Complete lo siguiente:
1 – Extraiga del artículo sobre el Haj el pasaje que comienza en "Mina, Arabia Saudí" y termina en "al lugar santo.".
2 – Según el artículo sobre el Haj, ¿cuánto puede durar la ceremonia de lapidación de Satán?
3 – Prosiga el artículo sobre el Haj a partir del punto en que se detiene.

Texto de la página:
# # # # # # #

Este ritual marca el final del Haj, la peregrinación a La Meca, que este año reunió apenas a 1,5 millones de fieles, contra 3,2 millones en 2012

 15 octubre, 2013
 Decenas de peregrinos musulmanes oran en la cima del monte Arafat, durante jornada de peregrinación a la Meca, en Mina, cerca de La Meca, en Arabia Saudita.
Decenas de peregrinos musulmanes oran en la cima del monte Arafat, durante jornada de peregrinación a la Meca, en Mina, cerca de La Meca, en Arabia Saudita.

Mina, Arabia Saudí

Miles de fieles comenzaron este martes el ritual de lapidación de Satán, en Mina, cerca de la ciudad santa de La Meca, en el primer día de la Fiesta musulmana del Sacrificio.

Este ritual marca el final del Haj, la peregrinación a La Meca, que este año reunió apenas a 1,5 millones de fieles, contra 3,2 millones en 2012.

El Haj, la mayor peregrinación anual en el mundo, es uno de los cinco pilares del islam que todo fiel debe realizar al menos una vez en su vida si dispone de los medios necesarios.

Hombres vestidos de blanco y mujeres con una larga túnica y pañuelo en la cabeza ocuparon desde primeras horas de la mañana el valle de Mina.

Las autoridades han desplegado a soldados y policías para controlar a la multitud a medida que se acerca al lugar santo.

Los fieles realizaron el rito de lapidación lanzando piedras contra estelas que representan a Satán, una ceremonia que puede durar hasta tres días.

La reducción por la mitad del número de peregrinos facilitó la celebración del ritual, indicaron los fieles.

"La multitud este año es menos compacta y sus movimientos son más fluidos", estimó así un peregrino paquistaní, Shiraz Khorshid.

Algunos musulmanes utilizaron mascarillas en su peregrinación a La Meca, Arabia Saudita, para evitar el contagio del coronavirus MERS. Este año, cerca de 2 millones de fieles atendieron la celebración. | AFP
Algunos musulmanes utilizaron mascarillas en su peregrinación a La Meca, Arabia Saudita, para evitar el contagio del coronavirus MERS. Este año, cerca de 2 millones de fieles atendieron la celebración. | AFP

"Mi peregrinación se desarrolla bien y la organización ha sido buena en todos los lugares del Haj", añadió Khorshid, empleado de un centro de formación profesional del este de Arabia Saudita.

"La peregrinación de este año es mejor que la del año pasado, con menos tráfico y por primera vez hemos podido tomar el tren" que vincula los diferentes lugares, añadió Turkey al Ashwal, un yemenita que participa en el Haj por segundo año consecutivo.

# # # # # # #

Extractos de datos:
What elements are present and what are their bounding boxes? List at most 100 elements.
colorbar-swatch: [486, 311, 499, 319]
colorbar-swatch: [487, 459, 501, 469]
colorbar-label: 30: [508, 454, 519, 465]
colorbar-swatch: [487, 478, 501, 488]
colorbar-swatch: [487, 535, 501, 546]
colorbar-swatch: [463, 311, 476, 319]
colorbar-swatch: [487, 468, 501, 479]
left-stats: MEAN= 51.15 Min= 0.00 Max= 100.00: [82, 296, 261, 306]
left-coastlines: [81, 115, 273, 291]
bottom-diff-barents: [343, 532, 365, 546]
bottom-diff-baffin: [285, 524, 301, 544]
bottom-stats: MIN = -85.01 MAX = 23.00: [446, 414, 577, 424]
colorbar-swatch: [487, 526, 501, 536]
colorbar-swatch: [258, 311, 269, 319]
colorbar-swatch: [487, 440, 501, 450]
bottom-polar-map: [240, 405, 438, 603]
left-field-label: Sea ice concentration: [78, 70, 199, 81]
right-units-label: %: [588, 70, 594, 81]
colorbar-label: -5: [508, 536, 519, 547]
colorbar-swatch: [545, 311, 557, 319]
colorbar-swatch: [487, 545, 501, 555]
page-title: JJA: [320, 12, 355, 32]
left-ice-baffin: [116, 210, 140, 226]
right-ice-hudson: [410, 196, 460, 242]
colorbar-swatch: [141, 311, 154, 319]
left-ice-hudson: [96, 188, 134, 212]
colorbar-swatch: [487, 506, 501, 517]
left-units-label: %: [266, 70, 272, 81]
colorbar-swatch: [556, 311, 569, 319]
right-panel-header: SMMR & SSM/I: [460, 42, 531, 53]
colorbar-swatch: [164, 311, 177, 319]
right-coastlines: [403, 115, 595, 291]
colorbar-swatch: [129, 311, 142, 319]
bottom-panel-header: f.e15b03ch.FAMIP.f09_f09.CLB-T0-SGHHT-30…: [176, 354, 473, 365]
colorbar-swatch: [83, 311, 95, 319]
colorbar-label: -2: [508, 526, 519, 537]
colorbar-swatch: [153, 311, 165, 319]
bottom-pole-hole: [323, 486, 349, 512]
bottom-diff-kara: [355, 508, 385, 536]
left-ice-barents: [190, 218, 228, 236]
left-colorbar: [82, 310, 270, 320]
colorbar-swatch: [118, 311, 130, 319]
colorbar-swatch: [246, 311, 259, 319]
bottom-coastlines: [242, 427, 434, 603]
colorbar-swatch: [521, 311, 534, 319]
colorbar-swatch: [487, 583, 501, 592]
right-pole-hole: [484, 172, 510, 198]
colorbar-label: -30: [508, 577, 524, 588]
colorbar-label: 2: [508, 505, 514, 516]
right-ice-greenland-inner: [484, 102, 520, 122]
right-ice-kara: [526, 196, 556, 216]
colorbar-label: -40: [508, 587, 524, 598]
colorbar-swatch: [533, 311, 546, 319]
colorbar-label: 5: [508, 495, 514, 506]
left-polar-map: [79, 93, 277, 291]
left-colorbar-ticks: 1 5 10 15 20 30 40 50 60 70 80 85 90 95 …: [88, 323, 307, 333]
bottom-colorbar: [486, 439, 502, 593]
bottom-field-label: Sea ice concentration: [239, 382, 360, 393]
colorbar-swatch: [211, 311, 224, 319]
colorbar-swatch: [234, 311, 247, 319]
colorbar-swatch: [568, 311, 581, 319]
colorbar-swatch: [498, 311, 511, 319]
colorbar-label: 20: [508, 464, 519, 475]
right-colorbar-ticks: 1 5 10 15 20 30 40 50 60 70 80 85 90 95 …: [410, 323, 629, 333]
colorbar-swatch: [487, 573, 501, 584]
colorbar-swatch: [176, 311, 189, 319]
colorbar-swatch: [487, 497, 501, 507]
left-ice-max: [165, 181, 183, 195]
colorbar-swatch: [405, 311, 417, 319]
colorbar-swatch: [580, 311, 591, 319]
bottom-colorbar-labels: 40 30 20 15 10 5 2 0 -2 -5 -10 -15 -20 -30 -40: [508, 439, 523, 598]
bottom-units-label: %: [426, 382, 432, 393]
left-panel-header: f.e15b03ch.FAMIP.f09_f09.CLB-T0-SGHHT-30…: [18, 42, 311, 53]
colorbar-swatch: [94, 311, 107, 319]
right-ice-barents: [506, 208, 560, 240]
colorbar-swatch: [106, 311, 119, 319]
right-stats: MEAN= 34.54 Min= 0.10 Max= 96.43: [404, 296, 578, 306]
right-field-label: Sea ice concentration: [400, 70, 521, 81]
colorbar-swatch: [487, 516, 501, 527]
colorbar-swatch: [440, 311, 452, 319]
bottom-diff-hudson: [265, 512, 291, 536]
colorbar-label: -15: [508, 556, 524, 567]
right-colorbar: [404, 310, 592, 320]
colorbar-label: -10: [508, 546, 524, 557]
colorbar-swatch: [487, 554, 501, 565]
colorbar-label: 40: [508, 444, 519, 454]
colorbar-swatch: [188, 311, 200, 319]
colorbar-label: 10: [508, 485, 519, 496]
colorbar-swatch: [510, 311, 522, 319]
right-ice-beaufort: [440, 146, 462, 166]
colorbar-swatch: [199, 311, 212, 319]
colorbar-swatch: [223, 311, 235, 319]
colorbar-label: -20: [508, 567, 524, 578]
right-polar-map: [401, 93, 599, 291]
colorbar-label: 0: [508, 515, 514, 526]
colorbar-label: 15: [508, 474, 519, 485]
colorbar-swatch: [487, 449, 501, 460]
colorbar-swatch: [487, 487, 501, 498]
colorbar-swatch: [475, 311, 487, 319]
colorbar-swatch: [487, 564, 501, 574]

# # # # # # #

Respuestas por tarea:
1 –
Mina, Arabia Saudí

Miles de fieles comenzaron este martes el ritual de lapidación de Satán, en Mina, cerca de la ciudad santa de La Meca, en el primer día de la Fiesta musulmana del Sacrificio.

Este ritual marca el final del Haj, la peregrinación a La Meca, que este año reunió apenas a 1,5 millones de fieles, contra 3,2 millones en 2012.

El Haj, la mayor peregrinación anual en el mundo, es uno de los cinco pilares del islam que todo fiel debe realizar al menos una vez en su vida si dispone de los medios necesarios.

Hombres vestidos de blanco y mujeres con una larga túnica y pañuelo en la cabeza ocuparon desde primeras horas de la mañana el valle de Mina.

Las autoridades han desplegado a soldados y policías para controlar a la multitud a medida que se acerca al lugar santo.

2 – Hasta tres días.

3 –
Los peregrinos están en movimiento en un perímetro de una decena de km desde el domingo, cuando dejaron La Meca para Mina. La jornada del lunes rezaron en el Monte Arafat, considerado el momento más importante del Haj.

Pasaron la noche en el valle de Muzdalifa, antes de regresar a Mina, siguiendo a sus guías que agitaban banderas de sus países.

Un grupo de peregrinos sirios caminaron tras una bandera de la rebelión, que trata de derrocar al régimen del presidente sirio, Bashar al-Asad.

Algunos peregrinos egipcios mostraban su apoyo al expresidente islamista Mohamed Mursi, despuesto por el ejército, agitando las manos enseñando cuatro dedo. Pero no hubo manifestación política, prohibida por las autoridades sauditas.

Este año, Arabia Saudita decidió reducir en 20% el número de peregrinos extranjeros y en un 50% el de los que provienen del interior del país debido a los temores generados por la enfermedad del coronavirus MERS y por las obras de ampliación de los lugares santos.

Las autoridades sauditas aseguraron que no se ha registrado ningún caso de contaminación por este virus entre los peregrinos.

El inicio del ritual de lapidación de Satán coincide con la primera jornada del Aid al Adha, o fiesta del sacrificio, celebrada por los musulmanes en todo el mundo.

La lapidación simboliza, según la tradición musulmana, la resistencia a Satán, que apareció en tres lugares diferentes al patriarca Abraham para disuadirle de sacrificar, como lo ordenaba Dios, a su hijo Ismael. Cuando se disponía a sacrificar a su hijo, Abraham recibió un cordero que degolló en su lugar.